# Supplied material start

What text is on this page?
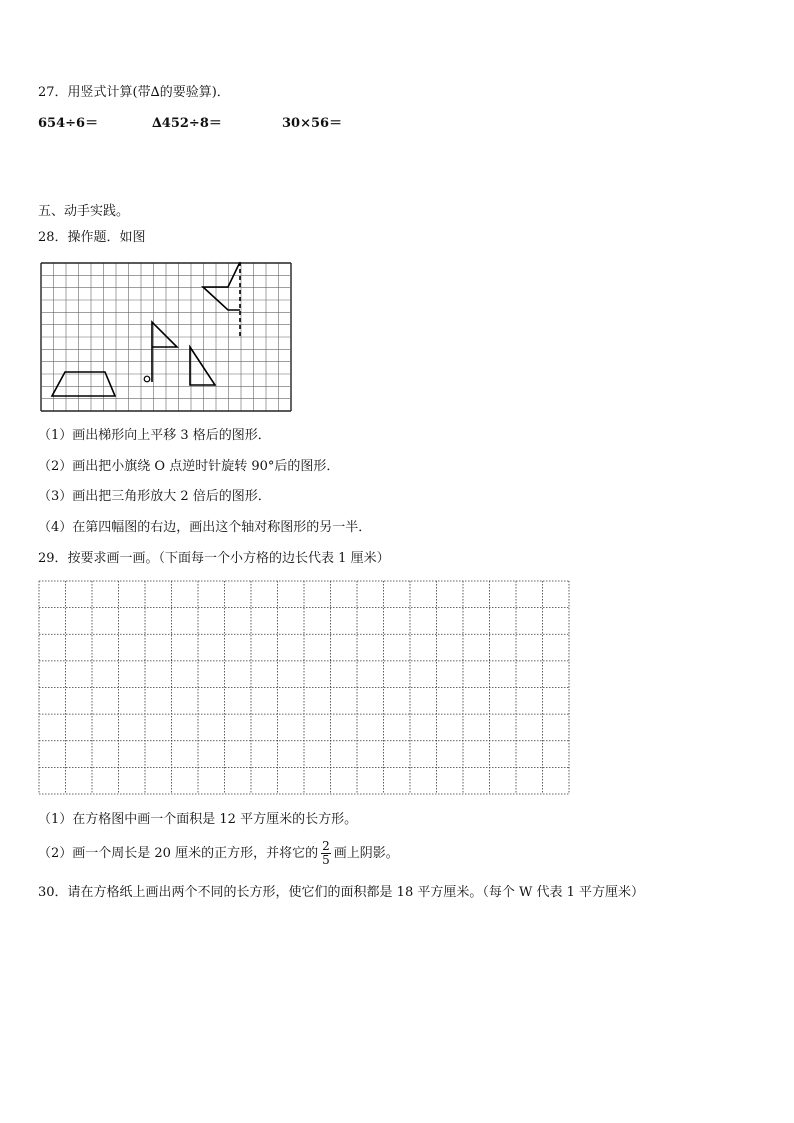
27．用竖式计算(带∆的要验算)．
654÷6＝	∆452÷8＝	30×56＝
五、动手实践。
28．操作题．如图
（1）画出梯形向上平移 3 格后的图形．
（2）画出把小旗绕 O 点逆时针旋转 90°后的图形．
（3）画出把三角形放大 2 倍后的图形．
（4）在第四幅图的右边，画出这个轴对称图形的另一半．
29．按要求画一画。（下面每一个小方格的边长代表 1 厘米）
（1）在方格图中画一个面积是 12 平方厘米的长方形。
（2）画一个周长是 20 厘米的正方形，并将它的 $\frac{2}{5}$ 画上阴影。
30．请在方格纸上画出两个不同的长方形，使它们的面积都是 18 平方厘米。（每个 W 代表 1 平方厘米）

# Supplied material end

→ **To be done**: Drop the pictures and reproduce the rest of the entries above exactly.

→ **Answer to this problem**:
What text is on this page?
27．用竖式计算(带∆的要验算)．
654÷6＝	∆452÷8＝	30×56＝
五、动手实践。
28．操作题．如图
（1）画出梯形向上平移 3 格后的图形．
（2）画出把小旗绕 O 点逆时针旋转 90°后的图形．
（3）画出把三角形放大 2 倍后的图形．
（4）在第四幅图的右边，画出这个轴对称图形的另一半．
29．按要求画一画。（下面每一个小方格的边长代表 1 厘米）
（1）在方格图中画一个面积是 12 平方厘米的长方形。
（2）画一个周长是 20 厘米的正方形，并将它的 $\frac{2}{5}$ 画上阴影。
30．请在方格纸上画出两个不同的长方形，使它们的面积都是 18 平方厘米。（每个 W 代表 1 平方厘米）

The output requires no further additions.